- SHORT PROBLEM -
Report how many lines in the records below contain the word "Allow". Give only the number.
#####
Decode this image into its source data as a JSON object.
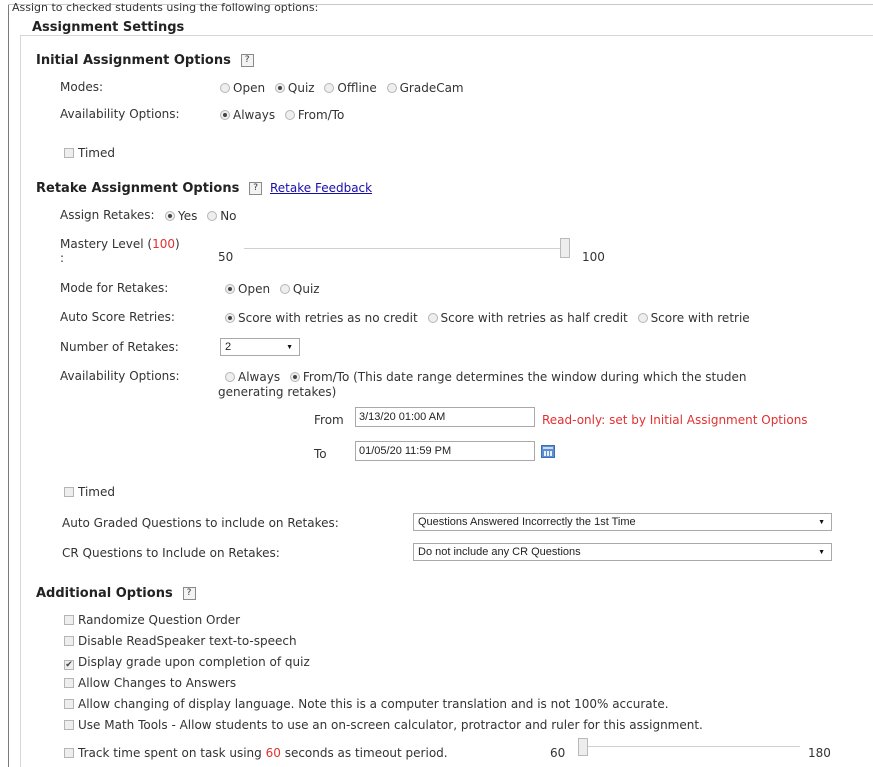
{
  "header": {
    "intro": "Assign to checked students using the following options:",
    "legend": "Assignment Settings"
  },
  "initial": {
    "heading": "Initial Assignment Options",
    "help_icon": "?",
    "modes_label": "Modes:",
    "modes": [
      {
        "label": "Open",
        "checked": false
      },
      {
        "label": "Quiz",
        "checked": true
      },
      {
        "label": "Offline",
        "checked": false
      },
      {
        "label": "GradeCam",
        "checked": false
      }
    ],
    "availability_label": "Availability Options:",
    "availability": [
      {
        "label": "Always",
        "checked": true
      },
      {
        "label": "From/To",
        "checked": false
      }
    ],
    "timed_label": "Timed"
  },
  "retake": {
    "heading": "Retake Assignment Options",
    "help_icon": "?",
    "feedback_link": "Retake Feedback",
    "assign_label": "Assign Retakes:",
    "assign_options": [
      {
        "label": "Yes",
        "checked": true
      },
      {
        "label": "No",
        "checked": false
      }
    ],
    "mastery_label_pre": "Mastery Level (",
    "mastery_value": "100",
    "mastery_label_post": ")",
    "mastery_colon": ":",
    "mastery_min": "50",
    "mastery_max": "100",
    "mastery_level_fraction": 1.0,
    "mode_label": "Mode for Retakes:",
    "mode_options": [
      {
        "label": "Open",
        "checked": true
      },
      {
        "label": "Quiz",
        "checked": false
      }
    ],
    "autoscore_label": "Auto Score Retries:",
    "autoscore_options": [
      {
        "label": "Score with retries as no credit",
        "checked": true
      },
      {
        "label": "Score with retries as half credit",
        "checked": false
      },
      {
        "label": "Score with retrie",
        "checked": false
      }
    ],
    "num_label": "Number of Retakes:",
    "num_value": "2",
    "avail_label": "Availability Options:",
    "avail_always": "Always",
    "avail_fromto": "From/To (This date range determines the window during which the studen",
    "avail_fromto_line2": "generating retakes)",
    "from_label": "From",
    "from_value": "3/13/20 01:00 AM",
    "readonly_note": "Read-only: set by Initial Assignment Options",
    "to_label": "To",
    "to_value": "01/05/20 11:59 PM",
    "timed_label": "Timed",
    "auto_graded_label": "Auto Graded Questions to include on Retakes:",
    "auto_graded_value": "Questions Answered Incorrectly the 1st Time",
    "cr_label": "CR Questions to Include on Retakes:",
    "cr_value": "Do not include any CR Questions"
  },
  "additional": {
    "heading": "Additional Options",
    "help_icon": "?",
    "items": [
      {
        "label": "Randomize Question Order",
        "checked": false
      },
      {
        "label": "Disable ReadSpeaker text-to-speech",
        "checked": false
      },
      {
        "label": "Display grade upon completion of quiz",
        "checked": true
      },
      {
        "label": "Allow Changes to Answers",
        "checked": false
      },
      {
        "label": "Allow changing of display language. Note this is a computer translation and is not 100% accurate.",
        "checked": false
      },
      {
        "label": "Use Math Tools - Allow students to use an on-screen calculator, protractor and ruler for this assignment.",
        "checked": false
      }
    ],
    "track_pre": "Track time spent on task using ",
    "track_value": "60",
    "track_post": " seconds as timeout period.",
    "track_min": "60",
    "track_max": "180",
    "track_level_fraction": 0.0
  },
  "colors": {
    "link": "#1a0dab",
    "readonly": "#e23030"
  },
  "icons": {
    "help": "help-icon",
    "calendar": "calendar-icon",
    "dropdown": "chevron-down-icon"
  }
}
#####
- THE ANSWER -
3